#### [GIVEN TASK]
Reproduce the entries below in full, word for word.

(Dataset records)
···

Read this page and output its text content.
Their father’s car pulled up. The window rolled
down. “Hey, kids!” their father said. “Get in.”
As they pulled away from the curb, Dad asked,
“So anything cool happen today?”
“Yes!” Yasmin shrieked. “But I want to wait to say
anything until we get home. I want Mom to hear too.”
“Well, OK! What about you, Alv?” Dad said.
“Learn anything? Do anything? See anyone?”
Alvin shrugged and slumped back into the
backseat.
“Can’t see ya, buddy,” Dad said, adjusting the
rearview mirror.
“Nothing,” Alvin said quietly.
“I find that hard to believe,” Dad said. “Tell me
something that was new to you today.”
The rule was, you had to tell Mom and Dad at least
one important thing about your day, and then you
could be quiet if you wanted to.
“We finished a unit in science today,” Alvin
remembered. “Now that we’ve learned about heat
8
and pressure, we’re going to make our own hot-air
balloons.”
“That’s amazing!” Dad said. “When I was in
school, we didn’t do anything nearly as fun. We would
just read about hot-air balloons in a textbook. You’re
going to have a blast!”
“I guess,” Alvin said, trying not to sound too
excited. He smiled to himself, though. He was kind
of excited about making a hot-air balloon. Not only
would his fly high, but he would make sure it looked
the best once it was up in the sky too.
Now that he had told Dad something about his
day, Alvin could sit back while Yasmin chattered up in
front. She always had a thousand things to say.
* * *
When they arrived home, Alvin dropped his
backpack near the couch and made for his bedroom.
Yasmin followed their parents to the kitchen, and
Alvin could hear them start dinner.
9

···

#### [SOLUTION TO THE EXERCISE]
Read this page and output its text content.
Their father’s car pulled up. The window rolled
down. “Hey, kids!” their father said. “Get in.”
As they pulled away from the curb, Dad asked,
“So anything cool happen today?”
“Yes!” Yasmin shrieked. “But I want to wait to say
anything until we get home. I want Mom to hear too.”
“Well, OK! What about you, Alv?” Dad said.
“Learn anything? Do anything? See anyone?”
Alvin shrugged and slumped back into the
backseat.
“Can’t see ya, buddy,” Dad said, adjusting the
rearview mirror.
“Nothing,” Alvin said quietly.
“I find that hard to believe,” Dad said. “Tell me
something that was new to you today.”
The rule was, you had to tell Mom and Dad at least
one important thing about your day, and then you
could be quiet if you wanted to.
“We finished a unit in science today,” Alvin
remembered. “Now that we’ve learned about heat
8
and pressure, we’re going to make our own hot-air
balloons.”
“That’s amazing!” Dad said. “When I was in
school, we didn’t do anything nearly as fun. We would
just read about hot-air balloons in a textbook. You’re
going to have a blast!”
“I guess,” Alvin said, trying not to sound too
excited. He smiled to himself, though. He was kind
of excited about making a hot-air balloon. Not only
would his fly high, but he would make sure it looked
the best once it was up in the sky too.
Now that he had told Dad something about his
day, Alvin could sit back while Yasmin chattered up in
front. She always had a thousand things to say.
* * *
When they arrived home, Alvin dropped his
backpack near the couch and made for his bedroom.
Yasmin followed their parents to the kitchen, and
Alvin could hear them start dinner.
9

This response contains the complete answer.